Exercise aim - Using the listing below, select the lines with the word "into" and copy them.

··· Dataset records

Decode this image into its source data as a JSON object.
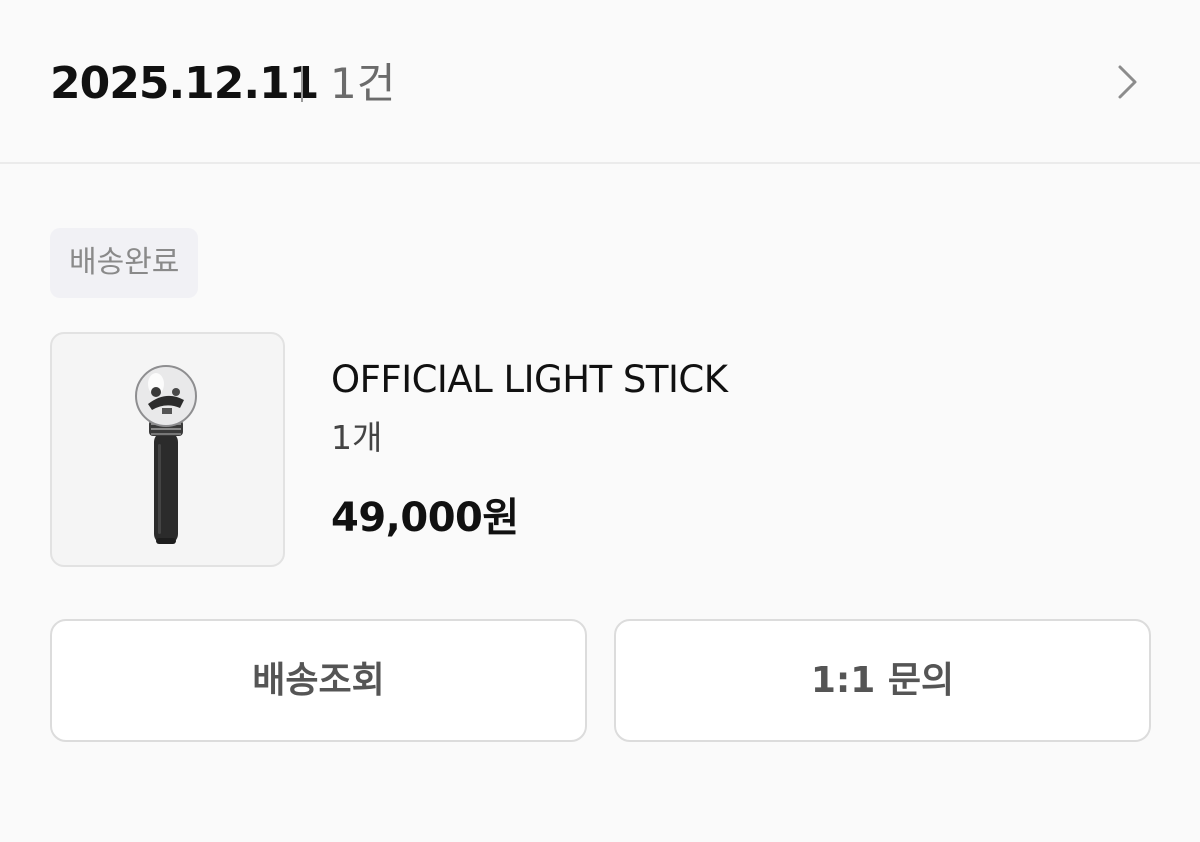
{
  "order": {
    "date": "2025.12.11",
    "count": "1건"
  },
  "icons": {
    "chevron": "chevron-right-icon",
    "product_image": "light-stick-image"
  },
  "status_badge": "배송완료",
  "product": {
    "name": "OFFICIAL LIGHT STICK",
    "quantity": "1개",
    "price": "49,000원"
  },
  "buttons": {
    "tracking_label": "배송조회",
    "inquiry_label": "1:1 문의"
  },
  "colors": {
    "background": "#fafafa",
    "badge_bg": "#f1f1f5",
    "badge_text": "#8a8a8a",
    "button_text": "#555555",
    "border": "#dcdcdc"
  }
}
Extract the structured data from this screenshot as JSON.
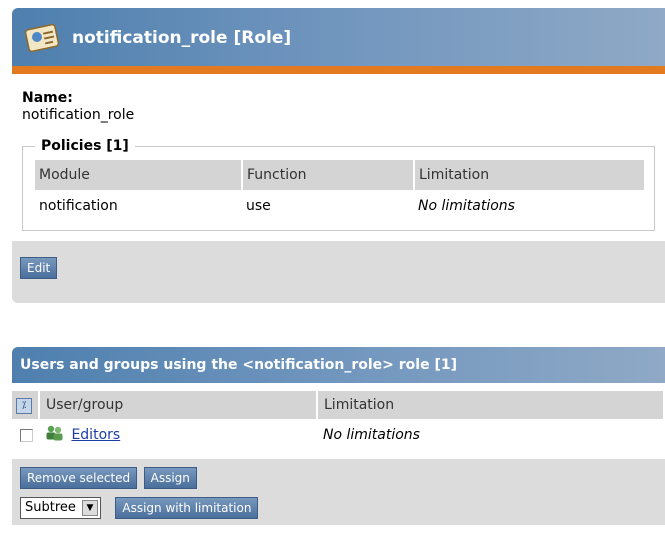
{
  "role_panel": {
    "title": "notification_role [Role]",
    "name_label": "Name:",
    "name_value": "notification_role",
    "policies_legend": "Policies [1]",
    "columns": [
      "Module",
      "Function",
      "Limitation"
    ],
    "rows": [
      {
        "module": "notification",
        "function": "use",
        "limitation": "No limitations"
      }
    ],
    "edit_button": "Edit"
  },
  "assign_panel": {
    "title": "Users and groups using the <notification_role> role [1]",
    "toggle_icon": "invert-selection-icon",
    "columns": [
      "User/group",
      "Limitation"
    ],
    "rows": [
      {
        "name": "Editors",
        "limitation": "No limitations",
        "icon": "user-group-icon"
      }
    ],
    "remove_button": "Remove selected",
    "assign_button": "Assign",
    "limitation_select": "Subtree",
    "assign_with_limitation_button": "Assign with limitation"
  },
  "colors": {
    "header_blue": "#4e7fae",
    "accent_orange": "#e47a1f",
    "button_blue": "#4a6f9c",
    "link_blue": "#1a3fa8"
  }
}
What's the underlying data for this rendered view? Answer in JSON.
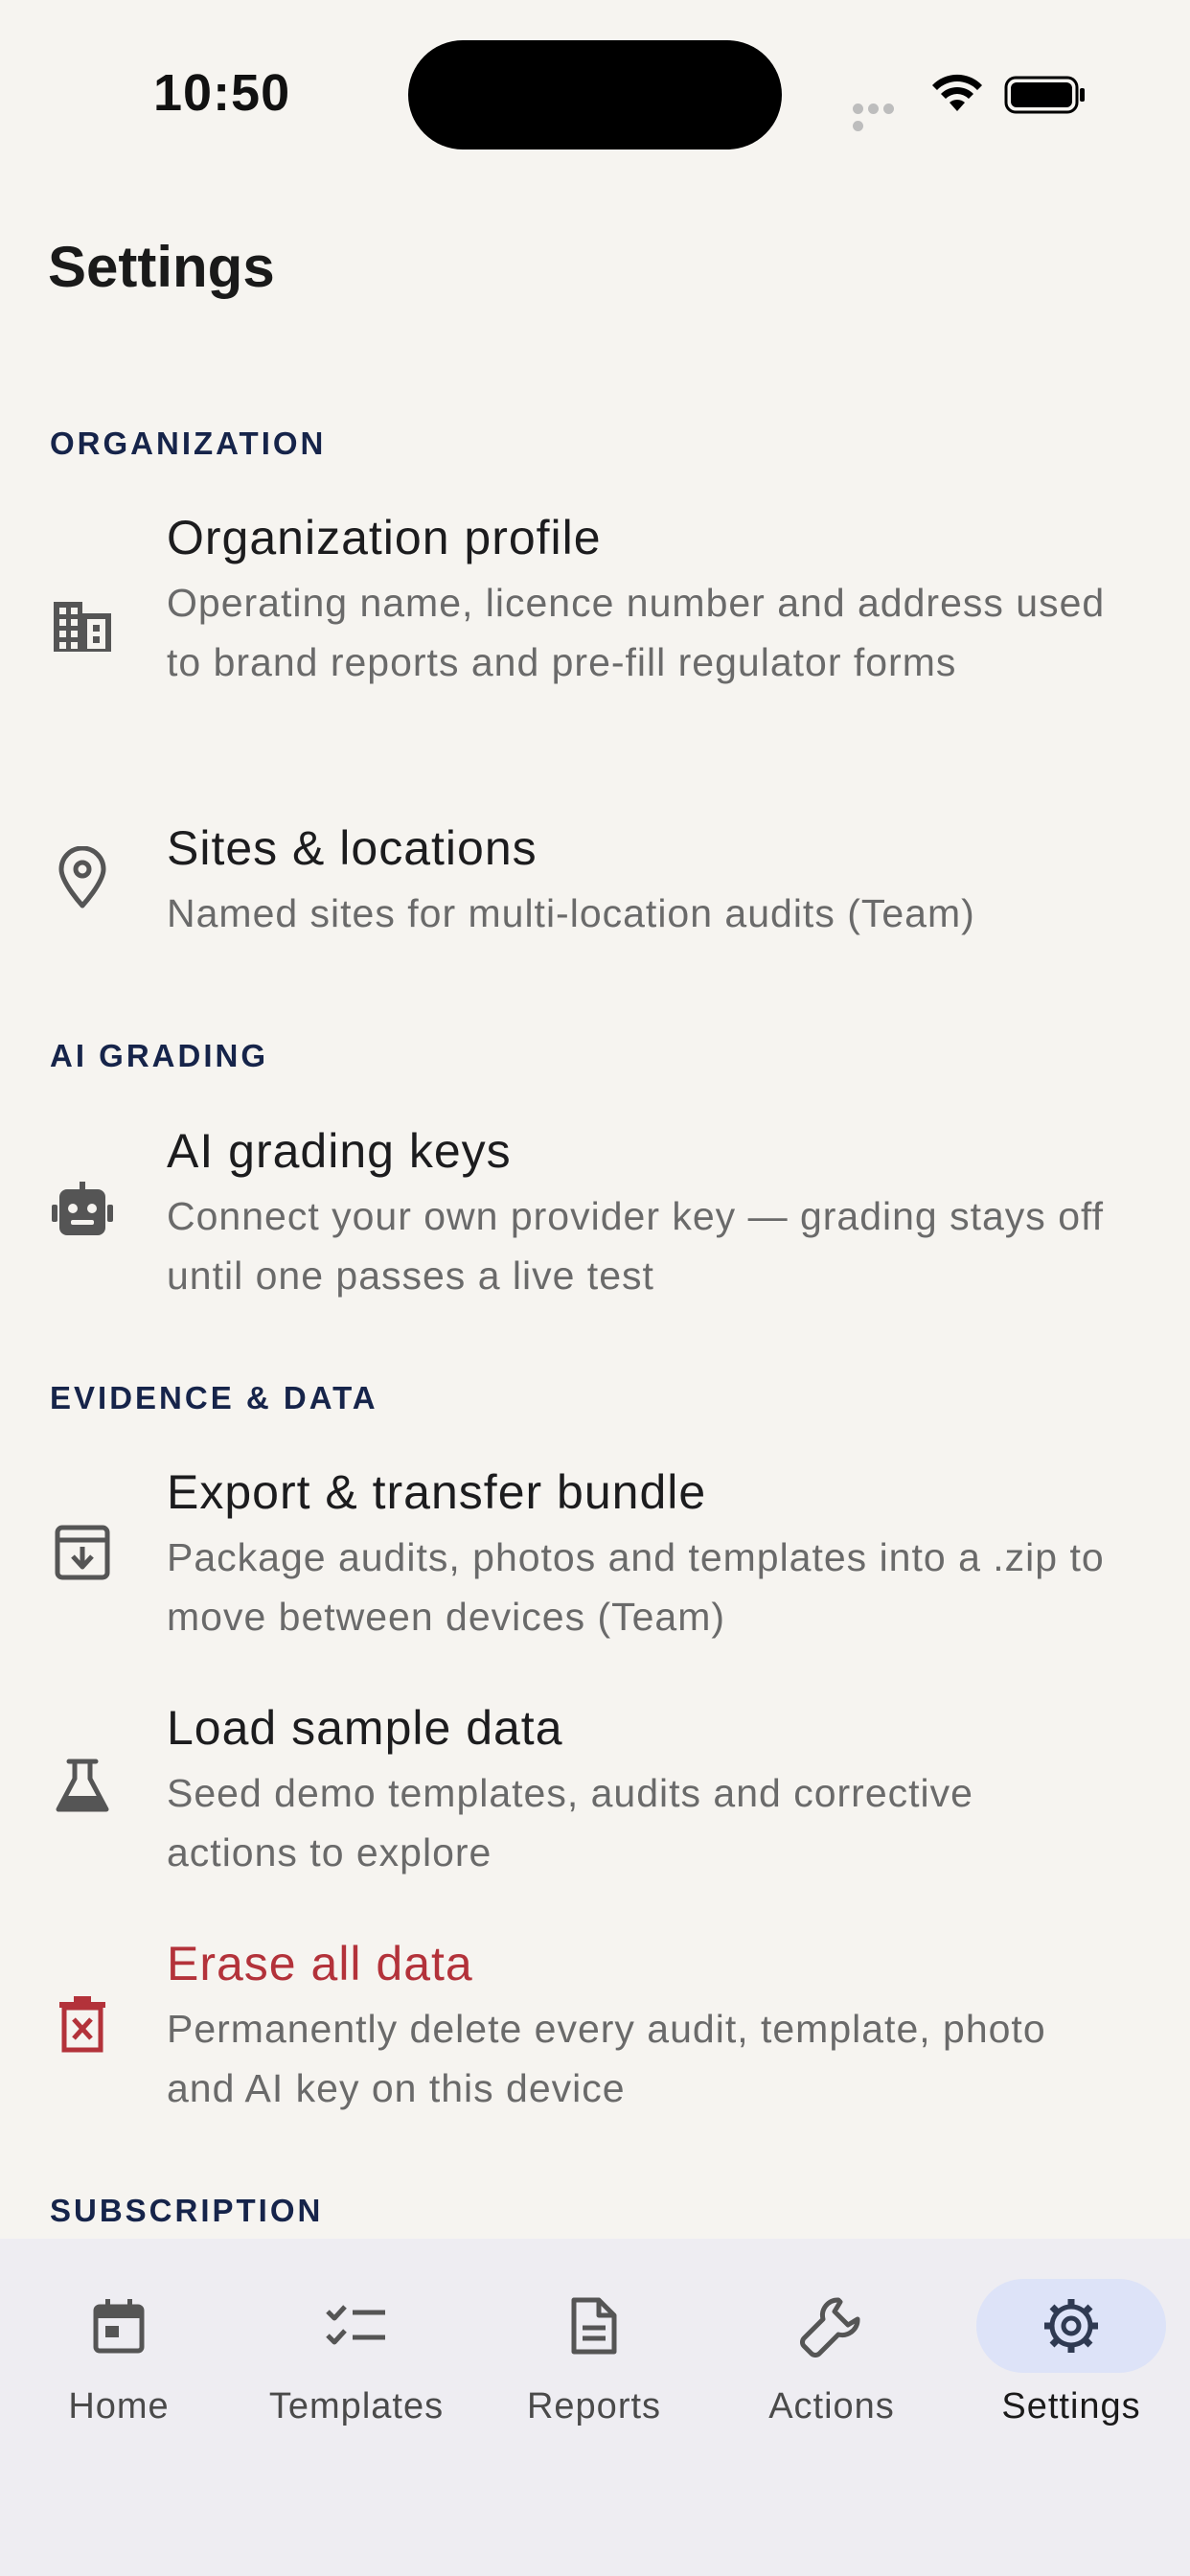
{
  "status_bar": {
    "time": "10:50"
  },
  "page": {
    "title": "Settings"
  },
  "sections": {
    "organization": "ORGANIZATION",
    "ai_grading": "AI GRADING",
    "evidence_data": "EVIDENCE & DATA",
    "subscription": "SUBSCRIPTION"
  },
  "items": {
    "org_profile": {
      "icon": "building-icon",
      "title": "Organization profile",
      "desc": "Operating name, licence number and address used to brand reports and pre-fill regulator forms"
    },
    "sites": {
      "icon": "location-pin-icon",
      "title": "Sites & locations",
      "desc": "Named sites for multi-location audits (Team)"
    },
    "ai_keys": {
      "icon": "robot-icon",
      "title": "AI grading keys",
      "desc": "Connect your own provider key — grading stays off until one passes a live test"
    },
    "export": {
      "icon": "archive-download-icon",
      "title": "Export & transfer bundle",
      "desc": "Package audits, photos and templates into a .zip to move between devices (Team)"
    },
    "sample": {
      "icon": "flask-icon",
      "title": "Load sample data",
      "desc": "Seed demo templates, audits and corrective actions to explore"
    },
    "erase": {
      "icon": "trash-icon",
      "title": "Erase all data",
      "desc": "Permanently delete every audit, template, photo and AI key on this device"
    }
  },
  "nav": {
    "home": "Home",
    "templates": "Templates",
    "reports": "Reports",
    "actions": "Actions",
    "settings": "Settings",
    "active": "settings"
  },
  "colors": {
    "background": "#f6f4f0",
    "section_header": "#16244a",
    "danger": "#b3323a",
    "nav_background": "#eeedf2",
    "nav_active_pill": "#dde3f8"
  }
}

······

Solution to this exercise -
Decode this image into its source data as a JSON object.
      "desc": "Package audits, photos and templates into a .zip to move between devices (Team)"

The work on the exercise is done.